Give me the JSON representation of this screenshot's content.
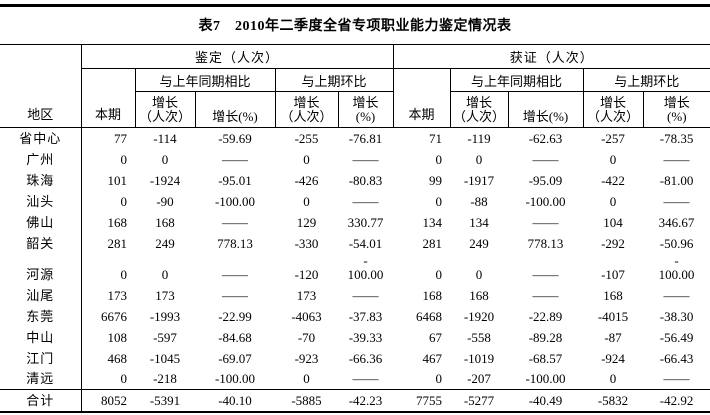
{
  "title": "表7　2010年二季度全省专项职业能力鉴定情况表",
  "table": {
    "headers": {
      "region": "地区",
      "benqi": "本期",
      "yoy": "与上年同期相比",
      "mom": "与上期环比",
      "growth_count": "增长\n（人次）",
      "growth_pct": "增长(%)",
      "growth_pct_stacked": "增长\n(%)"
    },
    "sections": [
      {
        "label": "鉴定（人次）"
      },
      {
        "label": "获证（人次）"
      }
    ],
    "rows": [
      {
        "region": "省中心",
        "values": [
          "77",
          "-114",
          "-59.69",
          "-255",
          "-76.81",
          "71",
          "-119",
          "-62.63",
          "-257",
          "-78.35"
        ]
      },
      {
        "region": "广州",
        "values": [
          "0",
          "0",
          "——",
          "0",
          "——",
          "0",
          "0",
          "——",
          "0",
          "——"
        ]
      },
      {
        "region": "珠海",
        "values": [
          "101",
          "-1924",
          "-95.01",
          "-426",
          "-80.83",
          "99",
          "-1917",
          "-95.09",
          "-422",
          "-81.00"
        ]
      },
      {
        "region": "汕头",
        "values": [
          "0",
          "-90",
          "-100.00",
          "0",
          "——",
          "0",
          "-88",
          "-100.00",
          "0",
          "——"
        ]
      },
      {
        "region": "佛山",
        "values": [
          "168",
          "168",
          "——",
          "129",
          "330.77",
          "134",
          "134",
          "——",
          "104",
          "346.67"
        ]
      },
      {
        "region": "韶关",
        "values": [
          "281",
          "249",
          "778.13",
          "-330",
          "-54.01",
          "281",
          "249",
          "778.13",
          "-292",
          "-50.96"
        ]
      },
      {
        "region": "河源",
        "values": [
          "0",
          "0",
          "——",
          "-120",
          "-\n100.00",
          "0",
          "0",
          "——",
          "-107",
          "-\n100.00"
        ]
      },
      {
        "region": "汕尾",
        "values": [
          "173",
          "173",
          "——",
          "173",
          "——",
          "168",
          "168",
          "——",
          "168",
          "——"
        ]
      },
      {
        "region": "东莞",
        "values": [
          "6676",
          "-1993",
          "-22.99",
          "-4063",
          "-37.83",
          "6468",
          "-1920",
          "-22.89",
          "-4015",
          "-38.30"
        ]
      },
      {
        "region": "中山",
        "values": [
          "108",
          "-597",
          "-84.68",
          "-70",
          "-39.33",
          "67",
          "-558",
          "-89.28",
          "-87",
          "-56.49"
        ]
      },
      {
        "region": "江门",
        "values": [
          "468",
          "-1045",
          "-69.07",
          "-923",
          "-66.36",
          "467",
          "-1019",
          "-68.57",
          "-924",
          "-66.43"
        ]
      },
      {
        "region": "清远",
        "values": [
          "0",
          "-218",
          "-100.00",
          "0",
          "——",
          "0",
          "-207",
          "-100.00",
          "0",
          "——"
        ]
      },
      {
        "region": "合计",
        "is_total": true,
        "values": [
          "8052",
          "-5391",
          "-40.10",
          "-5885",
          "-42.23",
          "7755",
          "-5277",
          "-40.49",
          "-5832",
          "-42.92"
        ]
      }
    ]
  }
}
—————
▶ Goal: Images do not belong in the copy; reproduce all other parts of the records above verbatim.

▶ Answer to the task:
Give me the JSON representation of this screenshot's content.
{
  "title": "表7　2010年二季度全省专项职业能力鉴定情况表",
  "table": {
    "headers": {
      "region": "地区",
      "benqi": "本期",
      "yoy": "与上年同期相比",
      "mom": "与上期环比",
      "growth_count": "增长\n（人次）",
      "growth_pct": "增长(%)",
      "growth_pct_stacked": "增长\n(%)"
    },
    "sections": [
      {
        "label": "鉴定（人次）"
      },
      {
        "label": "获证（人次）"
      }
    ],
    "rows": [
      {
        "region": "省中心",
        "values": [
          "77",
          "-114",
          "-59.69",
          "-255",
          "-76.81",
          "71",
          "-119",
          "-62.63",
          "-257",
          "-78.35"
        ]
      },
      {
        "region": "广州",
        "values": [
          "0",
          "0",
          "——",
          "0",
          "——",
          "0",
          "0",
          "——",
          "0",
          "——"
        ]
      },
      {
        "region": "珠海",
        "values": [
          "101",
          "-1924",
          "-95.01",
          "-426",
          "-80.83",
          "99",
          "-1917",
          "-95.09",
          "-422",
          "-81.00"
        ]
      },
      {
        "region": "汕头",
        "values": [
          "0",
          "-90",
          "-100.00",
          "0",
          "——",
          "0",
          "-88",
          "-100.00",
          "0",
          "——"
        ]
      },
      {
        "region": "佛山",
        "values": [
          "168",
          "168",
          "——",
          "129",
          "330.77",
          "134",
          "134",
          "——",
          "104",
          "346.67"
        ]
      },
      {
        "region": "韶关",
        "values": [
          "281",
          "249",
          "778.13",
          "-330",
          "-54.01",
          "281",
          "249",
          "778.13",
          "-292",
          "-50.96"
        ]
      },
      {
        "region": "河源",
        "values": [
          "0",
          "0",
          "——",
          "-120",
          "-\n100.00",
          "0",
          "0",
          "——",
          "-107",
          "-\n100.00"
        ]
      },
      {
        "region": "汕尾",
        "values": [
          "173",
          "173",
          "——",
          "173",
          "——",
          "168",
          "168",
          "——",
          "168",
          "——"
        ]
      },
      {
        "region": "东莞",
        "values": [
          "6676",
          "-1993",
          "-22.99",
          "-4063",
          "-37.83",
          "6468",
          "-1920",
          "-22.89",
          "-4015",
          "-38.30"
        ]
      },
      {
        "region": "中山",
        "values": [
          "108",
          "-597",
          "-84.68",
          "-70",
          "-39.33",
          "67",
          "-558",
          "-89.28",
          "-87",
          "-56.49"
        ]
      },
      {
        "region": "江门",
        "values": [
          "468",
          "-1045",
          "-69.07",
          "-923",
          "-66.36",
          "467",
          "-1019",
          "-68.57",
          "-924",
          "-66.43"
        ]
      },
      {
        "region": "清远",
        "values": [
          "0",
          "-218",
          "-100.00",
          "0",
          "——",
          "0",
          "-207",
          "-100.00",
          "0",
          "——"
        ]
      },
      {
        "region": "合计",
        "is_total": true,
        "values": [
          "8052",
          "-5391",
          "-40.10",
          "-5885",
          "-42.23",
          "7755",
          "-5277",
          "-40.49",
          "-5832",
          "-42.92"
        ]
      }
    ]
  }
}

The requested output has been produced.